Exercise instructions:
Your answer should be only a number: how many lines include the word "жимс".
^^^^^^^^^^^^^^^^
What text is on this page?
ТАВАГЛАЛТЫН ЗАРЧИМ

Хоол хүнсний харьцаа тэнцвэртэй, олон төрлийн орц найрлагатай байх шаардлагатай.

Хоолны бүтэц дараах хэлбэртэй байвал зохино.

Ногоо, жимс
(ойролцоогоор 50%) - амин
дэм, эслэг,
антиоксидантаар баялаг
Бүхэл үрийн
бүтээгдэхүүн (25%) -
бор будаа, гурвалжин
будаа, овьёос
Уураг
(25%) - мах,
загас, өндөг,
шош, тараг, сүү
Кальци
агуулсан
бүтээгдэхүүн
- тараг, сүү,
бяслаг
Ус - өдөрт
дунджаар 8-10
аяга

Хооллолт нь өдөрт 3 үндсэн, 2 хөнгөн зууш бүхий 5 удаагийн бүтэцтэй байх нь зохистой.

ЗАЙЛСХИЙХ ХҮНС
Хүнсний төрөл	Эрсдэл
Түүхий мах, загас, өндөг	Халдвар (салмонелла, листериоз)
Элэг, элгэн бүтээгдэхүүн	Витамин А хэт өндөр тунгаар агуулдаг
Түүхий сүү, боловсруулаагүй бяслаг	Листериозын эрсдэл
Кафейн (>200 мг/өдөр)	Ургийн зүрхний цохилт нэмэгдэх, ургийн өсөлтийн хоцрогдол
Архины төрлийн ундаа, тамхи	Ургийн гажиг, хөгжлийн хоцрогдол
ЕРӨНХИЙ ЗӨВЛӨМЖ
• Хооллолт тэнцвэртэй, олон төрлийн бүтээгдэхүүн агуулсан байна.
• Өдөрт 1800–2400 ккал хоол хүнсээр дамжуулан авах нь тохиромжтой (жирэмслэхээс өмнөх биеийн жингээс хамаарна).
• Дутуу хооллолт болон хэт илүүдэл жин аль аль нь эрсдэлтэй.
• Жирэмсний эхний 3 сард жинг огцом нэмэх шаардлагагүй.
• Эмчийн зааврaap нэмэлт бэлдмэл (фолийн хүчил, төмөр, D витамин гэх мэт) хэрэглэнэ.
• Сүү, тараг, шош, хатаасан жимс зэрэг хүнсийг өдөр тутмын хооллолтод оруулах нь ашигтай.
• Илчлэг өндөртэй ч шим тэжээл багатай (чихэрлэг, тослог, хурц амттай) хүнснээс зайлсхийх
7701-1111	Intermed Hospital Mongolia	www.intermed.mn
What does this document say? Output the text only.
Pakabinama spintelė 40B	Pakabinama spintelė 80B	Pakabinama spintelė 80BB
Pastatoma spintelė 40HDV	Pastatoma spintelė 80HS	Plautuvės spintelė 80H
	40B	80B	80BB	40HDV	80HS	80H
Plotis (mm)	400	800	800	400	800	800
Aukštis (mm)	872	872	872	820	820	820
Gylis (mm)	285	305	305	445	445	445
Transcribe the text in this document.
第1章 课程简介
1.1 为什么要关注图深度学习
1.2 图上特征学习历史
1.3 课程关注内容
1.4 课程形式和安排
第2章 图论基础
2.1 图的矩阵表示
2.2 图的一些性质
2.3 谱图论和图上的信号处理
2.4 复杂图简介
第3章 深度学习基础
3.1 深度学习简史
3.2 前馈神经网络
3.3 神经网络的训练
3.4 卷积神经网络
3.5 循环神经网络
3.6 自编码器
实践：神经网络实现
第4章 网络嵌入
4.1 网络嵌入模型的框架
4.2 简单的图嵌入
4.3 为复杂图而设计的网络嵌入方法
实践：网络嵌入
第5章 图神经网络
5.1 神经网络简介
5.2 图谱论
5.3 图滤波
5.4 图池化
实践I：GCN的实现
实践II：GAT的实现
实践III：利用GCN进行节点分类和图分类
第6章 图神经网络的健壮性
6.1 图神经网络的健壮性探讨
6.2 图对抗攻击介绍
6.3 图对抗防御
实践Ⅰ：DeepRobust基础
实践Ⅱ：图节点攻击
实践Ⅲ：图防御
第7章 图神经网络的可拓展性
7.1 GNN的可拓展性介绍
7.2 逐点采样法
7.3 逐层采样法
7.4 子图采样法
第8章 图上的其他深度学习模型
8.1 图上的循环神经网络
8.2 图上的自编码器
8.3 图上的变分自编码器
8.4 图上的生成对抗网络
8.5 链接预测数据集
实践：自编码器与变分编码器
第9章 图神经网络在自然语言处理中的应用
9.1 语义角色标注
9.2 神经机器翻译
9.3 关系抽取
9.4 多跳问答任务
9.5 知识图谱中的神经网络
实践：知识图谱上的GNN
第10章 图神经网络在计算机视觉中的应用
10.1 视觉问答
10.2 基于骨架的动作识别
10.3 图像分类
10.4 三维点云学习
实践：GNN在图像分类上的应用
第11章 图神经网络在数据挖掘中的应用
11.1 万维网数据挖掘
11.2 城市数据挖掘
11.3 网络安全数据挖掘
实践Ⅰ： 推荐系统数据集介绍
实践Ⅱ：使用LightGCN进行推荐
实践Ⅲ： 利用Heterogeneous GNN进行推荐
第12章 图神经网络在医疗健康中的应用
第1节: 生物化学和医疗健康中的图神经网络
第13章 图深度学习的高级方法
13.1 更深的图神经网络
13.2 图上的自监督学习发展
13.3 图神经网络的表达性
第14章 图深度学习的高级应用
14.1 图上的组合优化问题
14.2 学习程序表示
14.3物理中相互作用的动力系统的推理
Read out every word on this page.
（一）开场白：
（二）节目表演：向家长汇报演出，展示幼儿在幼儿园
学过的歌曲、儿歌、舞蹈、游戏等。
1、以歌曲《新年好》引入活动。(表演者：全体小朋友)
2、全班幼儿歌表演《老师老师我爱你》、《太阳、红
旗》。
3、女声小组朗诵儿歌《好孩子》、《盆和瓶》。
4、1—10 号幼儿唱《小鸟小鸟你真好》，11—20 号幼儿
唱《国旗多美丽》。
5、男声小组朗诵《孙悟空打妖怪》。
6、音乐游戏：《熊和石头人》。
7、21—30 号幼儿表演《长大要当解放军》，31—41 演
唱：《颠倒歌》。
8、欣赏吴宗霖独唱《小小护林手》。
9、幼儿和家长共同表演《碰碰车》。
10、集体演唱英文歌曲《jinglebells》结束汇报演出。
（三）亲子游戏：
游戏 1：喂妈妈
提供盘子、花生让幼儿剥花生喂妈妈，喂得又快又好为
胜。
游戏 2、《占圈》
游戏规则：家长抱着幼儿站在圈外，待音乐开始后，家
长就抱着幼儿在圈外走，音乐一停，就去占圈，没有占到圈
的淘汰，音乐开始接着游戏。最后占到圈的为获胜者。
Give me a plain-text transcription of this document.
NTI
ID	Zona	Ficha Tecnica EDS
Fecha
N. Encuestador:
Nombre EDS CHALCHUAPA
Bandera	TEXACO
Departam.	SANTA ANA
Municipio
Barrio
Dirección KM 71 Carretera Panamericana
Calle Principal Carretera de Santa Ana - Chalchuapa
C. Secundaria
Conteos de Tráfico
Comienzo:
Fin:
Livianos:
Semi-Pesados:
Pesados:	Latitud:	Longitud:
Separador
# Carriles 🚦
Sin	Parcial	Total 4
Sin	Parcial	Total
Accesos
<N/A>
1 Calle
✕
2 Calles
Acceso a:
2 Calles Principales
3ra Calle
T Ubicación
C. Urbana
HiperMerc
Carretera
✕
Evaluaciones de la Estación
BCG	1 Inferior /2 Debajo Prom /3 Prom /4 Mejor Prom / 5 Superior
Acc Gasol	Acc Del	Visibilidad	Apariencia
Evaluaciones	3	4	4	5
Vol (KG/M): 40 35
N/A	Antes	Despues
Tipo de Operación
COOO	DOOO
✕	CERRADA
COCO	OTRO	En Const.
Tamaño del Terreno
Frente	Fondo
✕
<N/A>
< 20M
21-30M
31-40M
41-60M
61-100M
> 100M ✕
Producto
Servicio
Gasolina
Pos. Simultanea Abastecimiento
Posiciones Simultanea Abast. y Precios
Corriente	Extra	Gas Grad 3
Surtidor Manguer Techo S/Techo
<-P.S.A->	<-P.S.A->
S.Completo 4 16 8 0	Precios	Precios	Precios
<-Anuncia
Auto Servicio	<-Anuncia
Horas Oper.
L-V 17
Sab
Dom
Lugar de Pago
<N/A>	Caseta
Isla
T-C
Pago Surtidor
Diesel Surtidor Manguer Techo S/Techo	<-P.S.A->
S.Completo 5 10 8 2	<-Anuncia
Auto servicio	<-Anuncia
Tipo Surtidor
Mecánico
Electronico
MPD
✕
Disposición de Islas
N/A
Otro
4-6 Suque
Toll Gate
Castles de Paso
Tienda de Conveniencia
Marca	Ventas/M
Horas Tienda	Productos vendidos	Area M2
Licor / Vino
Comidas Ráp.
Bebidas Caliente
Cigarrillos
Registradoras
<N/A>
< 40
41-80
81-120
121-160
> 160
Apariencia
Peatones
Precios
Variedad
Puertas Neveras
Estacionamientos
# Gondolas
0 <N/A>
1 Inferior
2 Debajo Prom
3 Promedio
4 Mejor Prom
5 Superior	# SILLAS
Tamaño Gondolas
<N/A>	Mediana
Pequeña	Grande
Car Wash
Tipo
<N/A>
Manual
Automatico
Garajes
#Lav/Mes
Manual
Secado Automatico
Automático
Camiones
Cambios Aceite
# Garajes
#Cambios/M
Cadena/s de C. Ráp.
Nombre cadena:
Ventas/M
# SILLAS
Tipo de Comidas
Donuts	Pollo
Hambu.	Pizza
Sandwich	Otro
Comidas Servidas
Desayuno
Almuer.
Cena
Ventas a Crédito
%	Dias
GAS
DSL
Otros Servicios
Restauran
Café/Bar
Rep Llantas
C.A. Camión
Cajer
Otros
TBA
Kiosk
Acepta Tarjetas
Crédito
^^^^^^^^^^^^^^^^
Answer to this problem:
2